What is needed: Images do not belong in the copy. Retype all the entries below exactly.

Extracted records:
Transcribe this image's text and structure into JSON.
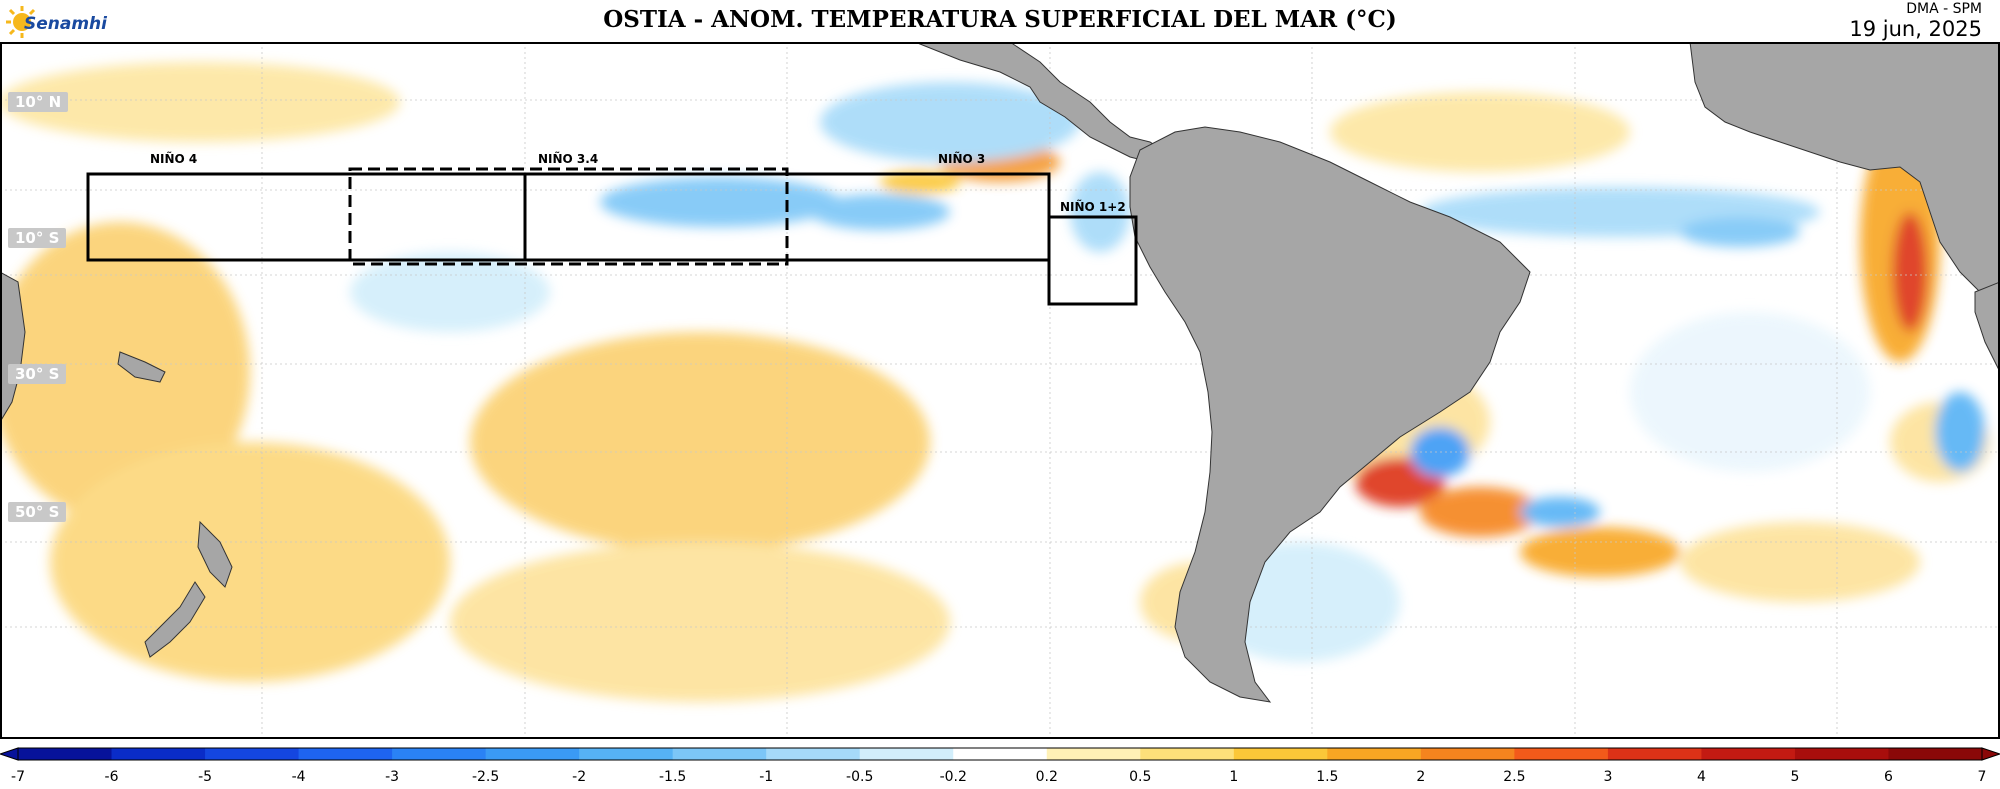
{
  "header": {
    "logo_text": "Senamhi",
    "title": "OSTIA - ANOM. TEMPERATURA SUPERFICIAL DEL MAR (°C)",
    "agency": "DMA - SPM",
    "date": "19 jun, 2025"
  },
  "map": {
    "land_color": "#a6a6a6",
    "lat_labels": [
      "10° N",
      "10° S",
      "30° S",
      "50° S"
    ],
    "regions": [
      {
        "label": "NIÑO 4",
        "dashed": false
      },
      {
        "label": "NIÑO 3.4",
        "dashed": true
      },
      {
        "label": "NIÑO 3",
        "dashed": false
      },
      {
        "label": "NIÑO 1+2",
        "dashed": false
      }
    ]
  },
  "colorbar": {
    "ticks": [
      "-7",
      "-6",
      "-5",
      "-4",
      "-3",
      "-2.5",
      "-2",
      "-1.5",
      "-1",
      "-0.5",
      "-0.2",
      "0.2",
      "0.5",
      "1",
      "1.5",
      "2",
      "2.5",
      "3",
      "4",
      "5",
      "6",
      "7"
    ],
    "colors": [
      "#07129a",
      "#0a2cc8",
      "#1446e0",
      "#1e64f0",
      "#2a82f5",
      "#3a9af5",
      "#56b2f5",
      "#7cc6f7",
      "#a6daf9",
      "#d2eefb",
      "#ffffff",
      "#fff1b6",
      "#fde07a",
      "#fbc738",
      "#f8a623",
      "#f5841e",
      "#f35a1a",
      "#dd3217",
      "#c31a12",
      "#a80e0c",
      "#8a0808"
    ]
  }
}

Final result:
Transcribe this image's text and structure into JSON.
{
  "header": {
    "logo_text": "Senamhi",
    "title": "OSTIA - ANOM. TEMPERATURA SUPERFICIAL DEL MAR (°C)",
    "agency": "DMA - SPM",
    "date": "19 jun, 2025"
  },
  "map": {
    "land_color": "#a6a6a6",
    "lat_labels": [
      "10° N",
      "10° S",
      "30° S",
      "50° S"
    ],
    "regions": [
      {
        "label": "NIÑO 4",
        "dashed": false
      },
      {
        "label": "NIÑO 3.4",
        "dashed": true
      },
      {
        "label": "NIÑO 3",
        "dashed": false
      },
      {
        "label": "NIÑO 1+2",
        "dashed": false
      }
    ]
  },
  "colorbar": {
    "ticks": [
      "-7",
      "-6",
      "-5",
      "-4",
      "-3",
      "-2.5",
      "-2",
      "-1.5",
      "-1",
      "-0.5",
      "-0.2",
      "0.2",
      "0.5",
      "1",
      "1.5",
      "2",
      "2.5",
      "3",
      "4",
      "5",
      "6",
      "7"
    ],
    "colors": [
      "#07129a",
      "#0a2cc8",
      "#1446e0",
      "#1e64f0",
      "#2a82f5",
      "#3a9af5",
      "#56b2f5",
      "#7cc6f7",
      "#a6daf9",
      "#d2eefb",
      "#ffffff",
      "#fff1b6",
      "#fde07a",
      "#fbc738",
      "#f8a623",
      "#f5841e",
      "#f35a1a",
      "#dd3217",
      "#c31a12",
      "#a80e0c",
      "#8a0808"
    ]
  }
}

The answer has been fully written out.